◆ PROBLEM DESCRIPTION: Copy out all lines that hold "Axis".
-- BEGIN --
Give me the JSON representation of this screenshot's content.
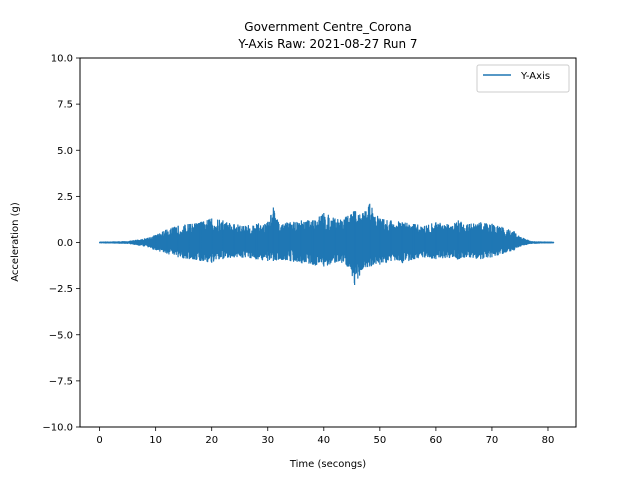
{
  "chart_data": {
    "type": "line",
    "title": "Government Centre_Corona",
    "subtitle": "Y-Axis Raw: 2021-08-27 Run 7",
    "xlabel": "Time (secongs)",
    "ylabel": "Acceleration (g)",
    "xlim": [
      -3.5,
      85
    ],
    "ylim": [
      -10.0,
      10.0
    ],
    "xticks": [
      0,
      10,
      20,
      30,
      40,
      50,
      60,
      70,
      80
    ],
    "xtick_labels": [
      "0",
      "10",
      "20",
      "30",
      "40",
      "50",
      "60",
      "70",
      "80"
    ],
    "yticks": [
      10.0,
      7.5,
      5.0,
      2.5,
      0.0,
      -2.5,
      -5.0,
      -7.5,
      -10.0
    ],
    "ytick_labels": [
      "10.0",
      "7.5",
      "5.0",
      "2.5",
      "0.0",
      "−2.5",
      "−5.0",
      "−7.5",
      "−10.0"
    ],
    "grid": false,
    "legend_position": "top-right",
    "series": [
      {
        "name": "Y-Axis",
        "color": "#1f77b4",
        "x": [
          0,
          5,
          8,
          10,
          12,
          14,
          16,
          18,
          20,
          22,
          24,
          26,
          28,
          30,
          31,
          32,
          34,
          36,
          38,
          40,
          42,
          44,
          45.5,
          47,
          48.2,
          50,
          52,
          54,
          56,
          58,
          60,
          62,
          64,
          66,
          68,
          70,
          72,
          74,
          75,
          77,
          79,
          81
        ],
        "y_max": [
          0.02,
          0.05,
          0.2,
          0.4,
          0.7,
          0.9,
          1.0,
          1.1,
          1.3,
          1.2,
          1.0,
          0.9,
          1.0,
          1.1,
          1.9,
          1.0,
          1.1,
          1.2,
          1.2,
          1.6,
          1.3,
          1.4,
          1.7,
          1.6,
          2.1,
          1.3,
          1.2,
          1.1,
          1.0,
          0.9,
          1.1,
          1.0,
          1.2,
          1.0,
          1.1,
          1.0,
          0.8,
          0.6,
          0.3,
          0.05,
          0.03,
          0.02
        ],
        "y_min": [
          -0.02,
          -0.05,
          -0.2,
          -0.4,
          -0.6,
          -0.8,
          -0.9,
          -1.0,
          -1.1,
          -0.9,
          -0.8,
          -0.8,
          -0.9,
          -1.0,
          -1.0,
          -0.9,
          -1.0,
          -1.1,
          -1.2,
          -1.3,
          -1.1,
          -1.2,
          -2.3,
          -1.4,
          -1.3,
          -1.2,
          -1.0,
          -1.1,
          -0.9,
          -0.8,
          -0.9,
          -0.8,
          -0.9,
          -0.8,
          -0.9,
          -0.8,
          -0.6,
          -0.4,
          -0.2,
          -0.05,
          -0.03,
          -0.02
        ]
      }
    ]
  }
}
-- END --
◆ EXERCISE OUTPUT:
    "subtitle": "Y-Axis Raw: 2021-08-27 Run 7",
        "name": "Y-Axis",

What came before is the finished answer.